- **Given data**:
==========
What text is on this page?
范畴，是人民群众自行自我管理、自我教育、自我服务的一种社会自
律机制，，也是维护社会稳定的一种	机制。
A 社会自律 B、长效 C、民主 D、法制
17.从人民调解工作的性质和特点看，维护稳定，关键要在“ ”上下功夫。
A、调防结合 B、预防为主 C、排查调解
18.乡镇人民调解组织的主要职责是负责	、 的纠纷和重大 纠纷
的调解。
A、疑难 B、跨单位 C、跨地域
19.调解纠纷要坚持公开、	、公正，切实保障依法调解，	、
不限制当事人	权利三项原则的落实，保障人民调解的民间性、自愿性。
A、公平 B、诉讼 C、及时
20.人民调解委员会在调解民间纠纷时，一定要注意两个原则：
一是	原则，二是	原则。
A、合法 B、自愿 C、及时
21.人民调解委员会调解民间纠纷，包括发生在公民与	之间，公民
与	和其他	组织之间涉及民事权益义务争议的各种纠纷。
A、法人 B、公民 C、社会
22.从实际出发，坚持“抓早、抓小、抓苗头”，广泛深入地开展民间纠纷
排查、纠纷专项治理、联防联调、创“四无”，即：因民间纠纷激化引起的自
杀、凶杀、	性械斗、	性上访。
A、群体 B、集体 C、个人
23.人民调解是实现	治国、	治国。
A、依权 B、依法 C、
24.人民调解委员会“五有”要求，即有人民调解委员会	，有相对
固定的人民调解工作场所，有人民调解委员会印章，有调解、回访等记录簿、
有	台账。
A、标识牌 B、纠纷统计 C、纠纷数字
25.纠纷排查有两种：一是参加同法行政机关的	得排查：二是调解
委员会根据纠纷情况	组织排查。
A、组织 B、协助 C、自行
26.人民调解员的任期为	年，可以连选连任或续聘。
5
==========
- **Given task**: Transcribe every record above exactly as it appears.

- **Result of the exercise**:
What text is on this page?
范畴，是人民群众自行自我管理、自我教育、自我服务的一种社会自
律机制，，也是维护社会稳定的一种	机制。
A 社会自律 B、长效 C、民主 D、法制
17.从人民调解工作的性质和特点看，维护稳定，关键要在“ ”上下功夫。
A、调防结合 B、预防为主 C、排查调解
18.乡镇人民调解组织的主要职责是负责	、 的纠纷和重大 纠纷
的调解。
A、疑难 B、跨单位 C、跨地域
19.调解纠纷要坚持公开、	、公正，切实保障依法调解，	、
不限制当事人	权利三项原则的落实，保障人民调解的民间性、自愿性。
A、公平 B、诉讼 C、及时
20.人民调解委员会在调解民间纠纷时，一定要注意两个原则：
一是	原则，二是	原则。
A、合法 B、自愿 C、及时
21.人民调解委员会调解民间纠纷，包括发生在公民与	之间，公民
与	和其他	组织之间涉及民事权益义务争议的各种纠纷。
A、法人 B、公民 C、社会
22.从实际出发，坚持“抓早、抓小、抓苗头”，广泛深入地开展民间纠纷
排查、纠纷专项治理、联防联调、创“四无”，即：因民间纠纷激化引起的自
杀、凶杀、	性械斗、	性上访。
A、群体 B、集体 C、个人
23.人民调解是实现	治国、	治国。
A、依权 B、依法 C、
24.人民调解委员会“五有”要求，即有人民调解委员会	，有相对
固定的人民调解工作场所，有人民调解委员会印章，有调解、回访等记录簿、
有	台账。
A、标识牌 B、纠纷统计 C、纠纷数字
25.纠纷排查有两种：一是参加同法行政机关的	得排查：二是调解
委员会根据纠纷情况	组织排查。
A、组织 B、协助 C、自行
26.人民调解员的任期为	年，可以连选连任或续聘。
5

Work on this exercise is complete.